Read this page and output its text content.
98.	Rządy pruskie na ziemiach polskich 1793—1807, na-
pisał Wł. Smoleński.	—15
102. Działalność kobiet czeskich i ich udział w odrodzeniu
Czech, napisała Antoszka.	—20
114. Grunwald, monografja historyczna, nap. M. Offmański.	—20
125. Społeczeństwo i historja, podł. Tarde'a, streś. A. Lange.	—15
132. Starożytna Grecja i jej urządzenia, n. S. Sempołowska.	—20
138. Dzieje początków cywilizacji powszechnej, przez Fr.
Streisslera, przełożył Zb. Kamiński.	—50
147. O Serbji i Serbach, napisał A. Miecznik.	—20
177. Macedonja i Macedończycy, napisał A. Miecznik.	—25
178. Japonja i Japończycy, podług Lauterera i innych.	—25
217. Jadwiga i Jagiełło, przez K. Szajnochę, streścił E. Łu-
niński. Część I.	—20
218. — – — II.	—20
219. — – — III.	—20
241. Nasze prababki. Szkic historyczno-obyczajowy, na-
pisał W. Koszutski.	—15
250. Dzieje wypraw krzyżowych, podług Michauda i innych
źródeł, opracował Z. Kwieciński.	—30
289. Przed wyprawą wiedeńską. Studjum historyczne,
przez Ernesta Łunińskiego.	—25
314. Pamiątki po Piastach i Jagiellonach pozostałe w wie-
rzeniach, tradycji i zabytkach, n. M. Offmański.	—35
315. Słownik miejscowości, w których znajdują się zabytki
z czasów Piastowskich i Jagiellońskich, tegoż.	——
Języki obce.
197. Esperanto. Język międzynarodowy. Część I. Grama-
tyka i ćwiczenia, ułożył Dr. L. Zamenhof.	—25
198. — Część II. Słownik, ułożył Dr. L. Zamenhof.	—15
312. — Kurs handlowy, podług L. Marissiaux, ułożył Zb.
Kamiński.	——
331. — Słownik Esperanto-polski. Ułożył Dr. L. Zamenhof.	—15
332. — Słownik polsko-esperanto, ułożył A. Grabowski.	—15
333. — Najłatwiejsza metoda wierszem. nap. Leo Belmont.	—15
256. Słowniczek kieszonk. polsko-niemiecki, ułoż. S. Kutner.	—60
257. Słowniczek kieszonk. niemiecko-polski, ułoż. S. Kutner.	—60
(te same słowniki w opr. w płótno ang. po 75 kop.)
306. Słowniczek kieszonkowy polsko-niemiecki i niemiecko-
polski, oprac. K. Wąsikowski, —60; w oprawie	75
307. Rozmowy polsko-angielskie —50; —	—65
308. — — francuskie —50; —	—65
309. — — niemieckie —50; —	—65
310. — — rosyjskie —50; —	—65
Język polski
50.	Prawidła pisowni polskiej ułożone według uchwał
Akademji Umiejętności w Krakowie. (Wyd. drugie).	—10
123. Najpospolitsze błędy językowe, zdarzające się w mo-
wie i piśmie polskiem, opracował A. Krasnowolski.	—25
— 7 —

····················

EXERCISE DIRECTIONS: Examine the records and pull out every line where the string "niemiecko" occurs.

PROBLEM SOLUTION:
257. Słowniczek kieszonk. niemiecko-polski, ułoż. S. Kutner.	—60
306. Słowniczek kieszonkowy polsko-niemiecki i niemiecko-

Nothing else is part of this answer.